* start *
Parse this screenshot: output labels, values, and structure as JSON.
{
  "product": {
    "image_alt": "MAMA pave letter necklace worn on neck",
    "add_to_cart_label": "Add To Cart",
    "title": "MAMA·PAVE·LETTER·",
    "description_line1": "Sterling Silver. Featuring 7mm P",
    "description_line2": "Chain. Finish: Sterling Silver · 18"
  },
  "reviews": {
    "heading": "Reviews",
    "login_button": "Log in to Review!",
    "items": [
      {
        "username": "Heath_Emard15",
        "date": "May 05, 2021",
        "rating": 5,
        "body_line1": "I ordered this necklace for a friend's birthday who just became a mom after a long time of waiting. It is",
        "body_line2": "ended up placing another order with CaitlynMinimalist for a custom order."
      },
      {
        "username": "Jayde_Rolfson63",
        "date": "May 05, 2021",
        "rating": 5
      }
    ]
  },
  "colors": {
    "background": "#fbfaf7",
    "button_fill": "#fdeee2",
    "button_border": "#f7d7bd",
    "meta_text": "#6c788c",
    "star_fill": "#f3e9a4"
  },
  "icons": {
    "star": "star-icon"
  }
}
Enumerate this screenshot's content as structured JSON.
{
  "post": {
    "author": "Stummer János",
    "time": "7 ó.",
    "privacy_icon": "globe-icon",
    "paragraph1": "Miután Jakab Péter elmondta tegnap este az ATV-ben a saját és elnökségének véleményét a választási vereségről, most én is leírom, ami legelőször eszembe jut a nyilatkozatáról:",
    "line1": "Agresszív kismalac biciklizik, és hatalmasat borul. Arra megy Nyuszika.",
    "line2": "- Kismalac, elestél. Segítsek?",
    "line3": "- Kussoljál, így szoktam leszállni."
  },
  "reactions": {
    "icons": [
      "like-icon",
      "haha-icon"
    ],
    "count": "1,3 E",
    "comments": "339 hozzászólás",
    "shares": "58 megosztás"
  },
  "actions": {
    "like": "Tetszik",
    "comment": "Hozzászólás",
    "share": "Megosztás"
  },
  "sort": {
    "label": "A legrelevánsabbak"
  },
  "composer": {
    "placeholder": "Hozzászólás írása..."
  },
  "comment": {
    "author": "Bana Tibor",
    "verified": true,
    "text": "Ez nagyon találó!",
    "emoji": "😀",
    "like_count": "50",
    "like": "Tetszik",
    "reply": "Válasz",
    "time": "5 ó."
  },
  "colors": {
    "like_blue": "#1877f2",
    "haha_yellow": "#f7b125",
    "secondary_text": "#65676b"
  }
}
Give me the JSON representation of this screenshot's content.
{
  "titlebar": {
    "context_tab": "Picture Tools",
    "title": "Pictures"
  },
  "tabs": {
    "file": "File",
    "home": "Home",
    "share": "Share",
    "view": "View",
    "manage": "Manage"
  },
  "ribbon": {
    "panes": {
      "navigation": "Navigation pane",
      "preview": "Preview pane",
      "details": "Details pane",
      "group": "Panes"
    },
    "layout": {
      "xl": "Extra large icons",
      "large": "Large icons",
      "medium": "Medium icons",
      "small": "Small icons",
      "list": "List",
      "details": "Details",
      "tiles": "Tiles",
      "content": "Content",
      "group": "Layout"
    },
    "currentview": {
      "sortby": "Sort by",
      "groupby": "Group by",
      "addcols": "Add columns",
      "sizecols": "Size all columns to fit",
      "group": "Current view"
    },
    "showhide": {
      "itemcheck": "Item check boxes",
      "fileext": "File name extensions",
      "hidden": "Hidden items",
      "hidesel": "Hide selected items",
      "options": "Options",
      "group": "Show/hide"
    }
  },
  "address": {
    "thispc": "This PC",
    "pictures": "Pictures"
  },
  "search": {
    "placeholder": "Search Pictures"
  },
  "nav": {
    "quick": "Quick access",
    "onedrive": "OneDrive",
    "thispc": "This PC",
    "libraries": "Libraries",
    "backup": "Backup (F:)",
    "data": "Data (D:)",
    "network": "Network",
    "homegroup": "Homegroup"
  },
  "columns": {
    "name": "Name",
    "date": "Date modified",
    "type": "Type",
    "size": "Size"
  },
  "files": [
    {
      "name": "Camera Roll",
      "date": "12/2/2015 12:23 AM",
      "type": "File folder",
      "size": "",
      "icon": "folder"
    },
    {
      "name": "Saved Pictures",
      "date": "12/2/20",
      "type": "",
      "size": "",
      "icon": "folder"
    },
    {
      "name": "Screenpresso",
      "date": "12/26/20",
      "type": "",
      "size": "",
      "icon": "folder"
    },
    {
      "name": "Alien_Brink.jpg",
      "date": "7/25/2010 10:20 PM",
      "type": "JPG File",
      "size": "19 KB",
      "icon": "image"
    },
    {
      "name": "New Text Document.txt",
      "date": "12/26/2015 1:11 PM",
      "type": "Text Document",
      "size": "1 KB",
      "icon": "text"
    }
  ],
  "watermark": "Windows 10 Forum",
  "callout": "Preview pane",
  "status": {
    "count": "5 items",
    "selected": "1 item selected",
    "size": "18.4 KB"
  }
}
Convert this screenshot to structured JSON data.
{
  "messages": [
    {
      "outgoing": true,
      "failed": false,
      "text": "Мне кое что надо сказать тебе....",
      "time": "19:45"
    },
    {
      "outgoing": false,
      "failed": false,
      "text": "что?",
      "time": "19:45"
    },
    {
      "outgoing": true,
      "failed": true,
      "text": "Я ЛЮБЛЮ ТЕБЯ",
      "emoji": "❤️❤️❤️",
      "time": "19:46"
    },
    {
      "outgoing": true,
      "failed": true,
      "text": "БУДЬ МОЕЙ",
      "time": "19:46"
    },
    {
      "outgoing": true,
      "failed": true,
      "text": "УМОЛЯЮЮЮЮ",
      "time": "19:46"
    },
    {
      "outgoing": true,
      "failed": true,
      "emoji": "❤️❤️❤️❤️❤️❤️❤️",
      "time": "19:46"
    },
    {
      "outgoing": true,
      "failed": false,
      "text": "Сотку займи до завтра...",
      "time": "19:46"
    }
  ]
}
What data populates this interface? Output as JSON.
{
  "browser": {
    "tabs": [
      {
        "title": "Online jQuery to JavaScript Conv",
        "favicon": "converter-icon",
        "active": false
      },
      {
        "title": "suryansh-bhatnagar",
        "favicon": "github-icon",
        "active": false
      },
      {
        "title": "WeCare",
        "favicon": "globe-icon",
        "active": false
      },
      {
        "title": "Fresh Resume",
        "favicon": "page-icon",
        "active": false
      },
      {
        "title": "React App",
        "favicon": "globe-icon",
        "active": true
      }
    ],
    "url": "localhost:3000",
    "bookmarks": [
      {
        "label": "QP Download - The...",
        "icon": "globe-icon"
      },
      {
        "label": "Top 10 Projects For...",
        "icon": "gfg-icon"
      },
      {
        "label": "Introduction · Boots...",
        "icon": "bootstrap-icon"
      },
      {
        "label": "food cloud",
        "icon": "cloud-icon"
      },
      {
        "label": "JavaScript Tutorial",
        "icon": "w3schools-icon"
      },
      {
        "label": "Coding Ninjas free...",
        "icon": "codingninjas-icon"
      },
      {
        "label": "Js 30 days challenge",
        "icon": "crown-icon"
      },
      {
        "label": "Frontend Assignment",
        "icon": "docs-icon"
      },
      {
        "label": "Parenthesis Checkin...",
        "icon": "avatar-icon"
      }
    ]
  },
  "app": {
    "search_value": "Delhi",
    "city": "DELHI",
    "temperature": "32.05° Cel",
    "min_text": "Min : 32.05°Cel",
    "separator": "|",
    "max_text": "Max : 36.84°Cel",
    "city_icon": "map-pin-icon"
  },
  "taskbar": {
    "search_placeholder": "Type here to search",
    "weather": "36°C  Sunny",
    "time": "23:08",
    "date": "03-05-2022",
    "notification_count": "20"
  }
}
* end *
▶ Written instruction
Give the data again, exactly as it stands.

▶ Task solution
Parse this screenshot: output labels, values, and structure as JSON.
{
  "product": {
    "image_alt": "MAMA pave letter necklace worn on neck",
    "add_to_cart_label": "Add To Cart",
    "title": "MAMA·PAVE·LETTER·",
    "description_line1": "Sterling Silver. Featuring 7mm P",
    "description_line2": "Chain. Finish: Sterling Silver · 18"
  },
  "reviews": {
    "heading": "Reviews",
    "login_button": "Log in to Review!",
    "items": [
      {
        "username": "Heath_Emard15",
        "date": "May 05, 2021",
        "rating": 5,
        "body_line1": "I ordered this necklace for a friend's birthday who just became a mom after a long time of waiting. It is",
        "body_line2": "ended up placing another order with CaitlynMinimalist for a custom order."
      },
      {
        "username": "Jayde_Rolfson63",
        "date": "May 05, 2021",
        "rating": 5
      }
    ]
  },
  "colors": {
    "background": "#fbfaf7",
    "button_fill": "#fdeee2",
    "button_border": "#f7d7bd",
    "meta_text": "#6c788c",
    "star_fill": "#f3e9a4"
  },
  "icons": {
    "star": "star-icon"
  }
}
Enumerate this screenshot's content as structured JSON.
{
  "post": {
    "author": "Stummer János",
    "time": "7 ó.",
    "privacy_icon": "globe-icon",
    "paragraph1": "Miután Jakab Péter elmondta tegnap este az ATV-ben a saját és elnökségének véleményét a választási vereségről, most én is leírom, ami legelőször eszembe jut a nyilatkozatáról:",
    "line1": "Agresszív kismalac biciklizik, és hatalmasat borul. Arra megy Nyuszika.",
    "line2": "- Kismalac, elestél. Segítsek?",
    "line3": "- Kussoljál, így szoktam leszállni."
  },
  "reactions": {
    "icons": [
      "like-icon",
      "haha-icon"
    ],
    "count": "1,3 E",
    "comments": "339 hozzászólás",
    "shares": "58 megosztás"
  },
  "actions": {
    "like": "Tetszik",
    "comment": "Hozzászólás",
    "share": "Megosztás"
  },
  "sort": {
    "label": "A legrelevánsabbak"
  },
  "composer": {
    "placeholder": "Hozzászólás írása..."
  },
  "comment": {
    "author": "Bana Tibor",
    "verified": true,
    "text": "Ez nagyon találó!",
    "emoji": "😀",
    "like_count": "50",
    "like": "Tetszik",
    "reply": "Válasz",
    "time": "5 ó."
  },
  "colors": {
    "like_blue": "#1877f2",
    "haha_yellow": "#f7b125",
    "secondary_text": "#65676b"
  }
}
Give me the JSON representation of this screenshot's content.
{
  "titlebar": {
    "context_tab": "Picture Tools",
    "title": "Pictures"
  },
  "tabs": {
    "file": "File",
    "home": "Home",
    "share": "Share",
    "view": "View",
    "manage": "Manage"
  },
  "ribbon": {
    "panes": {
      "navigation": "Navigation pane",
      "preview": "Preview pane",
      "details": "Details pane",
      "group": "Panes"
    },
    "layout": {
      "xl": "Extra large icons",
      "large": "Large icons",
      "medium": "Medium icons",
      "small": "Small icons",
      "list": "List",
      "details": "Details",
      "tiles": "Tiles",
      "content": "Content",
      "group": "Layout"
    },
    "currentview": {
      "sortby": "Sort by",
      "groupby": "Group by",
      "addcols": "Add columns",
      "sizecols": "Size all columns to fit",
      "group": "Current view"
    },
    "showhide": {
      "itemcheck": "Item check boxes",
      "fileext": "File name extensions",
      "hidden": "Hidden items",
      "hidesel": "Hide selected items",
      "options": "Options",
      "group": "Show/hide"
    }
  },
  "address": {
    "thispc": "This PC",
    "pictures": "Pictures"
  },
  "search": {
    "placeholder": "Search Pictures"
  },
  "nav": {
    "quick": "Quick access",
    "onedrive": "OneDrive",
    "thispc": "This PC",
    "libraries": "Libraries",
    "backup": "Backup (F:)",
    "data": "Data (D:)",
    "network": "Network",
    "homegroup": "Homegroup"
  },
  "columns": {
    "name": "Name",
    "date": "Date modified",
    "type": "Type",
    "size": "Size"
  },
  "files": [
    {
      "name": "Camera Roll",
      "date": "12/2/2015 12:23 AM",
      "type": "File folder",
      "size": "",
      "icon": "folder"
    },
    {
      "name": "Saved Pictures",
      "date": "12/2/20",
      "type": "",
      "size": "",
      "icon": "folder"
    },
    {
      "name": "Screenpresso",
      "date": "12/26/20",
      "type": "",
      "size": "",
      "icon": "folder"
    },
    {
      "name": "Alien_Brink.jpg",
      "date": "7/25/2010 10:20 PM",
      "type": "JPG File",
      "size": "19 KB",
      "icon": "image"
    },
    {
      "name": "New Text Document.txt",
      "date": "12/26/2015 1:11 PM",
      "type": "Text Document",
      "size": "1 KB",
      "icon": "text"
    }
  ],
  "watermark": "Windows 10 Forum",
  "callout": "Preview pane",
  "status": {
    "count": "5 items",
    "selected": "1 item selected",
    "size": "18.4 KB"
  }
}
Convert this screenshot to structured JSON data.
{
  "messages": [
    {
      "outgoing": true,
      "failed": false,
      "text": "Мне кое что надо сказать тебе....",
      "time": "19:45"
    },
    {
      "outgoing": false,
      "failed": false,
      "text": "что?",
      "time": "19:45"
    },
    {
      "outgoing": true,
      "failed": true,
      "text": "Я ЛЮБЛЮ ТЕБЯ",
      "emoji": "❤️❤️❤️",
      "time": "19:46"
    },
    {
      "outgoing": true,
      "failed": true,
      "text": "БУДЬ МОЕЙ",
      "time": "19:46"
    },
    {
      "outgoing": true,
      "failed": true,
      "text": "УМОЛЯЮЮЮЮ",
      "time": "19:46"
    },
    {
      "outgoing": true,
      "failed": true,
      "emoji": "❤️❤️❤️❤️❤️❤️❤️",
      "time": "19:46"
    },
    {
      "outgoing": true,
      "failed": false,
      "text": "Сотку займи до завтра...",
      "time": "19:46"
    }
  ]
}
What data populates this interface? Output as JSON.
{
  "browser": {
    "tabs": [
      {
        "title": "Online jQuery to JavaScript Conv",
        "favicon": "converter-icon",
        "active": false
      },
      {
        "title": "suryansh-bhatnagar",
        "favicon": "github-icon",
        "active": false
      },
      {
        "title": "WeCare",
        "favicon": "globe-icon",
        "active": false
      },
      {
        "title": "Fresh Resume",
        "favicon": "page-icon",
        "active": false
      },
      {
        "title": "React App",
        "favicon": "globe-icon",
        "active": true
      }
    ],
    "url": "localhost:3000",
    "bookmarks": [
      {
        "label": "QP Download - The...",
        "icon": "globe-icon"
      },
      {
        "label": "Top 10 Projects For...",
        "icon": "gfg-icon"
      },
      {
        "label": "Introduction · Boots...",
        "icon": "bootstrap-icon"
      },
      {
        "label": "food cloud",
        "icon": "cloud-icon"
      },
      {
        "label": "JavaScript Tutorial",
        "icon": "w3schools-icon"
      },
      {
        "label": "Coding Ninjas free...",
        "icon": "codingninjas-icon"
      },
      {
        "label": "Js 30 days challenge",
        "icon": "crown-icon"
      },
      {
        "label": "Frontend Assignment",
        "icon": "docs-icon"
      },
      {
        "label": "Parenthesis Checkin...",
        "icon": "avatar-icon"
      }
    ]
  },
  "app": {
    "search_value": "Delhi",
    "city": "DELHI",
    "temperature": "32.05° Cel",
    "min_text": "Min : 32.05°Cel",
    "separator": "|",
    "max_text": "Max : 36.84°Cel",
    "city_icon": "map-pin-icon"
  },
  "taskbar": {
    "search_placeholder": "Type here to search",
    "weather": "36°C  Sunny",
    "time": "23:08",
    "date": "03-05-2022",
    "notification_count": "20"
  }
}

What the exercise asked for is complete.